◆ Exercise prompt ◆
Write the data below out exactly as it stands. Do not include the pictures.

□ □ □ □ □

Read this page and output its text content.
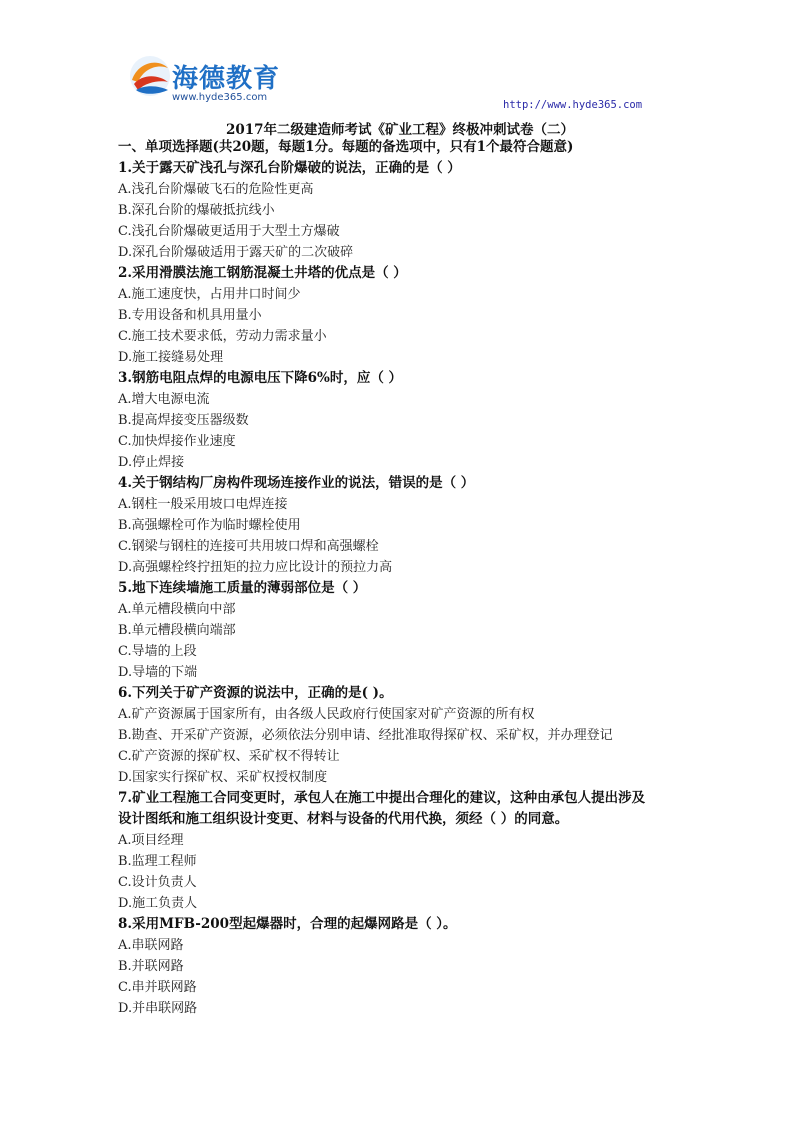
海德教育
www.hyde365.com
http://www.hyde365.com
2017年二级建造师考试《矿业工程》终极冲刺试卷（二）
一、单项选择题(共20题，每题1分。每题的备选项中，只有1个最符合题意)
1.关于露天矿浅孔与深孔台阶爆破的说法，正确的是（ ）
A.浅孔台阶爆破飞石的危险性更高
B.深孔台阶的爆破抵抗线小
C.浅孔台阶爆破更适用于大型土方爆破
D.深孔台阶爆破适用于露天矿的二次破碎
2.采用滑膜法施工钢筋混凝土井塔的优点是（ ）
A.施工速度快，占用井口时间少
B.专用设备和机具用量小
C.施工技术要求低，劳动力需求量小
D.施工接缝易处理
3.钢筋电阻点焊的电源电压下降6%时，应（ ）
A.增大电源电流
B.提高焊接变压器级数
C.加快焊接作业速度
D.停止焊接
4.关于钢结构厂房构件现场连接作业的说法，错误的是（ ）
A.钢柱一般采用坡口电焊连接
B.高强螺栓可作为临时螺栓使用
C.钢梁与钢柱的连接可共用坡口焊和高强螺栓
D.高强螺栓终拧扭矩的拉力应比设计的预拉力高
5.地下连续墙施工质量的薄弱部位是（ ）
A.单元槽段横向中部
B.单元槽段横向端部
C.导墙的上段
D.导墙的下端
6.下列关于矿产资源的说法中，正确的是( )。
A.矿产资源属于国家所有，由各级人民政府行使国家对矿产资源的所有权
B.勘查、开采矿产资源，必须依法分别申请、经批准取得探矿权、采矿权，并办理登记
C.矿产资源的探矿权、采矿权不得转让
D.国家实行探矿权、采矿权授权制度
7.矿业工程施工合同变更时，承包人在施工中提出合理化的建议，这种由承包人提出涉及
设计图纸和施工组织设计变更、材料与设备的代用代换，须经（ ）的同意。
A.项目经理
B.监理工程师
C.设计负责人
D.施工负责人
8.采用MFB-200型起爆器时，合理的起爆网路是（ ）。
A.串联网路
B.并联网路
C.串并联网路
D.并串联网路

□ □ □ □ □

◆ Worked answer ◆
Read this page and output its text content.
海德教育
www.hyde365.com
http://www.hyde365.com
2017年二级建造师考试《矿业工程》终极冲刺试卷（二）
一、单项选择题(共20题，每题1分。每题的备选项中，只有1个最符合题意)
1.关于露天矿浅孔与深孔台阶爆破的说法，正确的是（ ）
A.浅孔台阶爆破飞石的危险性更高
B.深孔台阶的爆破抵抗线小
C.浅孔台阶爆破更适用于大型土方爆破
D.深孔台阶爆破适用于露天矿的二次破碎
2.采用滑膜法施工钢筋混凝土井塔的优点是（ ）
A.施工速度快，占用井口时间少
B.专用设备和机具用量小
C.施工技术要求低，劳动力需求量小
D.施工接缝易处理
3.钢筋电阻点焊的电源电压下降6%时，应（ ）
A.增大电源电流
B.提高焊接变压器级数
C.加快焊接作业速度
D.停止焊接
4.关于钢结构厂房构件现场连接作业的说法，错误的是（ ）
A.钢柱一般采用坡口电焊连接
B.高强螺栓可作为临时螺栓使用
C.钢梁与钢柱的连接可共用坡口焊和高强螺栓
D.高强螺栓终拧扭矩的拉力应比设计的预拉力高
5.地下连续墙施工质量的薄弱部位是（ ）
A.单元槽段横向中部
B.单元槽段横向端部
C.导墙的上段
D.导墙的下端
6.下列关于矿产资源的说法中，正确的是( )。
A.矿产资源属于国家所有，由各级人民政府行使国家对矿产资源的所有权
B.勘查、开采矿产资源，必须依法分别申请、经批准取得探矿权、采矿权，并办理登记
C.矿产资源的探矿权、采矿权不得转让
D.国家实行探矿权、采矿权授权制度
7.矿业工程施工合同变更时，承包人在施工中提出合理化的建议，这种由承包人提出涉及
设计图纸和施工组织设计变更、材料与设备的代用代换，须经（ ）的同意。
A.项目经理
B.监理工程师
C.设计负责人
D.施工负责人
8.采用MFB-200型起爆器时，合理的起爆网路是（ ）。
A.串联网路
B.并联网路
C.串并联网路
D.并串联网路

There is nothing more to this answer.